Prevention: Various fluoride treatments, new toothpastes, and mouthwashes have been introduced that re-mineralize the enamel, specifically with fluorapatite which has a higher resistance to dental acids than hydroxyapatite. Additionally flowable composites (commonly called epoxies) are referred to as “sealants,” and are added to the occlusal surface to prevent bacteria from getting down into pits and fissures.
Treatment: Dental drills have progressed from motor driven rope mechanisms to compressed air driven devices, and to electrical motor driven devices. The Food and Drug Administration (FDA) has approved five different laser types at seven different wavelengths for a variety of dental indications. There are single wavelength dental laser devices, multiple wavelength devices, and q-switched, continuous and pulsed laser products. There are various dental laser hand pieces and delivery mechanisms, but all of these laser products are manufactured to maximally or minimally couple into water. Peak water absorption is sought to cut enamel because, as previously stated, water is only a 4% or less constituent by weight, so peak water absorption is required to vaporize water thereby fracturing the enamel, albeit slowly. Minimal water absorption is sought to cut soft tissue, gums and cheeks, so that the blood is cauterized and bleeding is minimized.
Recently a new laser based dental treatment system was developed that employs a mid-infrared wavelength laser that couples primarily into hydroxyapatite and partially into water. The advantage of coupling into hydroxyapatite, which constitutes about 96% of hard tissue by weight, is faster cutting with greater resolution, while partially coupling into water allows for faster soft tissue cutting while cauterizing avoiding bleeding.
In parallel to the above-described dental technology advances, optical scanners, or spinning mirrors, have been used in material processing applications for more than three decades. The advantage of using scanning mirrors to reposition optical energy is that high accuracy positioning can be achieved while overcoming a minimal amount of inertia. Low inertia allows the positioning system to accelerate and decelerate rapidly while maintaining high positional accuracy. Over the last three decades, various spinning mirror geometries have evolved creating smaller, faster movements without compromising accuracy.

▶ DATA LISTING
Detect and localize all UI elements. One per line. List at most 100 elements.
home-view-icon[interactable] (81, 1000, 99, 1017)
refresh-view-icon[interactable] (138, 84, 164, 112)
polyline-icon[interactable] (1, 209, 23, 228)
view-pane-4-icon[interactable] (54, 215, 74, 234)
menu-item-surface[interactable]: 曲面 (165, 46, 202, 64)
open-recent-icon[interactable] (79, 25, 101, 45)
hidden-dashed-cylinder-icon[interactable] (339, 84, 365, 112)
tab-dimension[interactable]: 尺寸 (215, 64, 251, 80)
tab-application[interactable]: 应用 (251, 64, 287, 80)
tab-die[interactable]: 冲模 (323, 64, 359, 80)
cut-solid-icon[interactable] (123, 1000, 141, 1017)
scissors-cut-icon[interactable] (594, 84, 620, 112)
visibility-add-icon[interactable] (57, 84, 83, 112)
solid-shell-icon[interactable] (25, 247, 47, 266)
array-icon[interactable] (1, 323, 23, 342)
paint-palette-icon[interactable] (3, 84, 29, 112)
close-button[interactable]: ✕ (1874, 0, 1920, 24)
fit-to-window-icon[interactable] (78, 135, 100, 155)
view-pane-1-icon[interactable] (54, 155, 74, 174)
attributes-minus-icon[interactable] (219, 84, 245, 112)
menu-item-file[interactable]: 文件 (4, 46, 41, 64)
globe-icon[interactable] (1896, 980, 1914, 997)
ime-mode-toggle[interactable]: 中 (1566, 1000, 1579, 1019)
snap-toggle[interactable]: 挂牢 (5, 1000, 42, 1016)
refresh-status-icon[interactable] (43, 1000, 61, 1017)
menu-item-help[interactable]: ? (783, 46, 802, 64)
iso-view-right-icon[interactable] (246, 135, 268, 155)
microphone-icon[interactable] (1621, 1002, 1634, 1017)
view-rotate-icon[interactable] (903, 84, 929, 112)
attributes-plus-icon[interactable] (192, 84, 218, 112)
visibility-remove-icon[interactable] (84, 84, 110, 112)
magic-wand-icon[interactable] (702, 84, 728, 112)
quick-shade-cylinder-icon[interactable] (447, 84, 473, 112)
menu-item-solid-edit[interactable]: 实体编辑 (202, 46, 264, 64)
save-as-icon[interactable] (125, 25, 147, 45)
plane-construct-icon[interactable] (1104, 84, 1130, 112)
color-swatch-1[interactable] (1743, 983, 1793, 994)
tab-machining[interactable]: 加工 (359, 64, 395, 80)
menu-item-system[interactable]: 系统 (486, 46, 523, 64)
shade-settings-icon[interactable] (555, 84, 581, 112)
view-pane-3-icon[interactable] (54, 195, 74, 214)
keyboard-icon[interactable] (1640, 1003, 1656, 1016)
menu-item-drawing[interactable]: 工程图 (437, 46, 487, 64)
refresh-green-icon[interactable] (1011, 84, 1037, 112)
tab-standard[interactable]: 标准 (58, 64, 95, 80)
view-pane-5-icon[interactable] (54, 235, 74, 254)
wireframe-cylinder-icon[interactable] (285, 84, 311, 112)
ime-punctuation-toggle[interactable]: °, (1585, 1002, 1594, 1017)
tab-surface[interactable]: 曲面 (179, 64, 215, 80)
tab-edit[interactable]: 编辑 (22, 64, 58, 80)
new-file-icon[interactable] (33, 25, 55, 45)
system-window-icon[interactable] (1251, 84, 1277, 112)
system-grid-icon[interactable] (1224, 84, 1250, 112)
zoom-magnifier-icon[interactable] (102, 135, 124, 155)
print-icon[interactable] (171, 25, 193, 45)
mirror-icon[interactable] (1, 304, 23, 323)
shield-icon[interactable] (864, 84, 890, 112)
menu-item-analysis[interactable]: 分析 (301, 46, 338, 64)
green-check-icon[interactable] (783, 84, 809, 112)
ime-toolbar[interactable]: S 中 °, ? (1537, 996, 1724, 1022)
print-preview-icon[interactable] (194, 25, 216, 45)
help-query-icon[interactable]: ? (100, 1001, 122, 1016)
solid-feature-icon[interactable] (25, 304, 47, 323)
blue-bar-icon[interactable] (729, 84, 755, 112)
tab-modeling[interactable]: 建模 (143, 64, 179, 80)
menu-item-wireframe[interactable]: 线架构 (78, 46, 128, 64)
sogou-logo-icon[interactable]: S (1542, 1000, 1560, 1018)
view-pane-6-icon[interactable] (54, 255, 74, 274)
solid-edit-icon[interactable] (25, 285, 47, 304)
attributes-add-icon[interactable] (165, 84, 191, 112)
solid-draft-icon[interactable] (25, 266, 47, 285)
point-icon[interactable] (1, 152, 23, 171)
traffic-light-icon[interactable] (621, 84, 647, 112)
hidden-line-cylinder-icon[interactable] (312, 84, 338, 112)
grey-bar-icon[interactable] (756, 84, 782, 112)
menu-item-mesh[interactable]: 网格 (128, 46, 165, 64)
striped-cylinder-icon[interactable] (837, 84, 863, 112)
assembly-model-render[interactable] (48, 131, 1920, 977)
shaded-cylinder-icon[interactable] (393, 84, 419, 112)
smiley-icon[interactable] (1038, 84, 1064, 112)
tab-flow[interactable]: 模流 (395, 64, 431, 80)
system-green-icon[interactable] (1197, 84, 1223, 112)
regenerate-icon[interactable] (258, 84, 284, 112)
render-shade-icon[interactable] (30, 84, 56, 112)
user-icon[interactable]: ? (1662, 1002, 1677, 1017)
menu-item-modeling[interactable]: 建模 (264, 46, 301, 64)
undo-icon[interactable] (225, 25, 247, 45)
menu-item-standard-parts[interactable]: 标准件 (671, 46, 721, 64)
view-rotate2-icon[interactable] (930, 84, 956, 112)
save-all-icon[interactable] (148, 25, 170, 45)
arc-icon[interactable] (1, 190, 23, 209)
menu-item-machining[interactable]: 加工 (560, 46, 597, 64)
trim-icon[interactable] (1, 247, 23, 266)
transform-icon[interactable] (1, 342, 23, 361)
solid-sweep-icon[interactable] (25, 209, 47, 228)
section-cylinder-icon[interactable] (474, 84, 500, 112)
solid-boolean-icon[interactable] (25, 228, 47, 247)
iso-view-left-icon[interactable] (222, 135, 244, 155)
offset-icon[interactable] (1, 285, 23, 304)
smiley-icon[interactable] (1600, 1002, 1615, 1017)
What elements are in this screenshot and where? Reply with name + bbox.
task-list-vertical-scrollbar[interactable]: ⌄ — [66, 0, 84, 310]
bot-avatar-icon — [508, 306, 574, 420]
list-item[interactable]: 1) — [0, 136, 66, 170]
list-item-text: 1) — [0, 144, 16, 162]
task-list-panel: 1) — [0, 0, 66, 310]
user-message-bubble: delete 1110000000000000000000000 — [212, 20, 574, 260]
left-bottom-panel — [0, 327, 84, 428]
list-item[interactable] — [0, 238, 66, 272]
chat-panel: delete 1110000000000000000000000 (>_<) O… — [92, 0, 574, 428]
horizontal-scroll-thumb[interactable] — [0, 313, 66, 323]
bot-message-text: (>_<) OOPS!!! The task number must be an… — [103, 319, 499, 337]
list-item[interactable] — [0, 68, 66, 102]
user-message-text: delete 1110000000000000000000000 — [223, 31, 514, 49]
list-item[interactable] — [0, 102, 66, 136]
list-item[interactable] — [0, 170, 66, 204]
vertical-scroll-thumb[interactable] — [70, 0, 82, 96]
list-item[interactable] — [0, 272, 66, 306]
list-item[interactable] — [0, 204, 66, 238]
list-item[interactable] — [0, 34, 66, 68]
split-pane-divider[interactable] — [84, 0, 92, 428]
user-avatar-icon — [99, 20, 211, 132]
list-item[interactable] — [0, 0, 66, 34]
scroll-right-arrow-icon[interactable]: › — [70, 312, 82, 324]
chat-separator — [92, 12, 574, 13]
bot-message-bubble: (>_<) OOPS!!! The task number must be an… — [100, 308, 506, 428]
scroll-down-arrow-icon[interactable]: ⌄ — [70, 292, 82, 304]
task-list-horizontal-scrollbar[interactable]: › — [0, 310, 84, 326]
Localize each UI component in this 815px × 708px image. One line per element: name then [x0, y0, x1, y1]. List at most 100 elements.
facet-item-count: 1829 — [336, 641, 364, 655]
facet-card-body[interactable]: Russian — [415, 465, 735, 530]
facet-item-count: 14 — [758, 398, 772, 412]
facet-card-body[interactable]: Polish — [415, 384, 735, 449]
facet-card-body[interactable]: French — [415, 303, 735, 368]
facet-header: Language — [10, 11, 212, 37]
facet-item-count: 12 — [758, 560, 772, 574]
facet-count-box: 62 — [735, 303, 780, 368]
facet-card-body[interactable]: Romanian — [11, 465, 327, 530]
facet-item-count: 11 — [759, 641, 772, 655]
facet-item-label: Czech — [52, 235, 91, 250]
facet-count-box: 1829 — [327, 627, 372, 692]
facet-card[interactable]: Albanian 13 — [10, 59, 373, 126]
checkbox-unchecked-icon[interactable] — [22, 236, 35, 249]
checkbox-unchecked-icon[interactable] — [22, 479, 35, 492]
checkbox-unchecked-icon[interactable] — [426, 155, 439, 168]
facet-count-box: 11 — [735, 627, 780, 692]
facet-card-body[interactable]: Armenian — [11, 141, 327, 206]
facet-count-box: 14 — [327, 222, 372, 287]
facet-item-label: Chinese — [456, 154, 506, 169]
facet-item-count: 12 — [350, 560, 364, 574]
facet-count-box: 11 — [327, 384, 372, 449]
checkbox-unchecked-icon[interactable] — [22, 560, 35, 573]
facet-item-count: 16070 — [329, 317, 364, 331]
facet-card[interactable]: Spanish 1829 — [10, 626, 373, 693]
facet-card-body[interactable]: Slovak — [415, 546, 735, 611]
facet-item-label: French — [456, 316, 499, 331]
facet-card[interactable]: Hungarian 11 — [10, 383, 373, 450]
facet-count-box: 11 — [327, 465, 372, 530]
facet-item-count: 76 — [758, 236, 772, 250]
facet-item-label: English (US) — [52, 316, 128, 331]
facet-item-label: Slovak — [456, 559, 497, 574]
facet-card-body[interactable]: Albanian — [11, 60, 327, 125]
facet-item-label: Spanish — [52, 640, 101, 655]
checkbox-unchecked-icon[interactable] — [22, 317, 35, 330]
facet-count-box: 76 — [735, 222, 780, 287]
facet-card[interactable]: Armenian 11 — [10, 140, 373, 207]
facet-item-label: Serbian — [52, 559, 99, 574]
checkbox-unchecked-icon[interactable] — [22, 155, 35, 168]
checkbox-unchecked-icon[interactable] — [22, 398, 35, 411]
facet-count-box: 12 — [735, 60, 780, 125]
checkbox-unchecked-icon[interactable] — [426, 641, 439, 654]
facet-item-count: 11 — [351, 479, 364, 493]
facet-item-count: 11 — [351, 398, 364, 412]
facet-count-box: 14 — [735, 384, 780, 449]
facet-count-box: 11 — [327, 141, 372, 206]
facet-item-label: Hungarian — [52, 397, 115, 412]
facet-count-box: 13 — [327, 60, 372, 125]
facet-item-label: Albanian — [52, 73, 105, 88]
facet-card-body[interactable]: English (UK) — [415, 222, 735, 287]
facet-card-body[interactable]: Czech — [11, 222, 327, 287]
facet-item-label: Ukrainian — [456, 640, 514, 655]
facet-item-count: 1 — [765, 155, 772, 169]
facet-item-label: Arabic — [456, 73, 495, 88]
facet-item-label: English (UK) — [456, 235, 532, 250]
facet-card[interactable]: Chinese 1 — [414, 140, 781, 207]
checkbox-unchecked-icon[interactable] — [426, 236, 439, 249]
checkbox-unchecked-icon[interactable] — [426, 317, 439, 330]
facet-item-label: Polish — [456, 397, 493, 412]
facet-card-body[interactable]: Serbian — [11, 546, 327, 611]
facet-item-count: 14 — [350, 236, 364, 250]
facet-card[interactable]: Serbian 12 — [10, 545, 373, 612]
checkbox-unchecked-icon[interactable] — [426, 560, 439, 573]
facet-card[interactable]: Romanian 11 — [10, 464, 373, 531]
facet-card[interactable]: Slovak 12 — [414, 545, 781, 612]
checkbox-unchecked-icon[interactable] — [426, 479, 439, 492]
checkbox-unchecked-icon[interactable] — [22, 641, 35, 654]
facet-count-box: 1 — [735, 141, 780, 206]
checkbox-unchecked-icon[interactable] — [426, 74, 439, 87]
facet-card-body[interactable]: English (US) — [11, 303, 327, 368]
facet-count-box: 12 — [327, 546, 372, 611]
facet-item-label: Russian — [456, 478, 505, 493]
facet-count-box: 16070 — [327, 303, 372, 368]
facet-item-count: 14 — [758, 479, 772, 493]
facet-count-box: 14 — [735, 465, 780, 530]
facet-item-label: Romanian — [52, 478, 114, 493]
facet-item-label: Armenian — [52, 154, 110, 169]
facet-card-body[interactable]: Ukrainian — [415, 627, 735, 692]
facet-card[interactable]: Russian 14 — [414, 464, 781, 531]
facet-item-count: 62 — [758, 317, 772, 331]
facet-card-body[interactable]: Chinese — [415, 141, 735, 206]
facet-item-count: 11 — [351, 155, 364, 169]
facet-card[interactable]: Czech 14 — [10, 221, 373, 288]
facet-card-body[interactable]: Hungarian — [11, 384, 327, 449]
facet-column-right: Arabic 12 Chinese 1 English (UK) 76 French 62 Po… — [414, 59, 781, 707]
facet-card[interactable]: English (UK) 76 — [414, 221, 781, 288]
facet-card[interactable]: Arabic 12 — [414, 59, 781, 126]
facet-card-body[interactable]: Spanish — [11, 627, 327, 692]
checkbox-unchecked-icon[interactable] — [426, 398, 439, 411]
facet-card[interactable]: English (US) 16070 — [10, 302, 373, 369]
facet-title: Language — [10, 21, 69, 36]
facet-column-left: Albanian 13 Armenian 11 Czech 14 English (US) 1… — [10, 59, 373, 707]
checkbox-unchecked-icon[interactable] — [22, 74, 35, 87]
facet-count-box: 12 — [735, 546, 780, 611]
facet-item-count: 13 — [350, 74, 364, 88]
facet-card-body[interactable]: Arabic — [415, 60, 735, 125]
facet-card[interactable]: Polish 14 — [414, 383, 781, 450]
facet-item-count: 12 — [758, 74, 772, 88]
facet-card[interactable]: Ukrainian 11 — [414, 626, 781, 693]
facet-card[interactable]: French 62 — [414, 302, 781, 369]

▶ WHAT IS BEING ASKED
Summarize the dental technology passage in three sentences. The listing isn't needed for this.

▶ RESULT FOR THIS TASK
Fluoride treatments, toothpastes and mouthwashes re-mineralize enamel with acid-resistant fluorapatite, and flowable composite sealants placed on the occlusal surface keep bacteria out of pits and fissures. Dental drills have moved from rope mechanisms to compressed air and electric motors, and FDA-approved dental lasers are built to couple into water either maximally, to cut enamel, or minimally, to cut soft tissue while cauterizing. A newer mid-infrared laser system couples mainly into hydroxyapatite and partly into water for faster, finer cutting with less bleeding, while scanning mirrors, used in material processing for over three decades, offer highly accurate, low-inertia positioning of optical energy.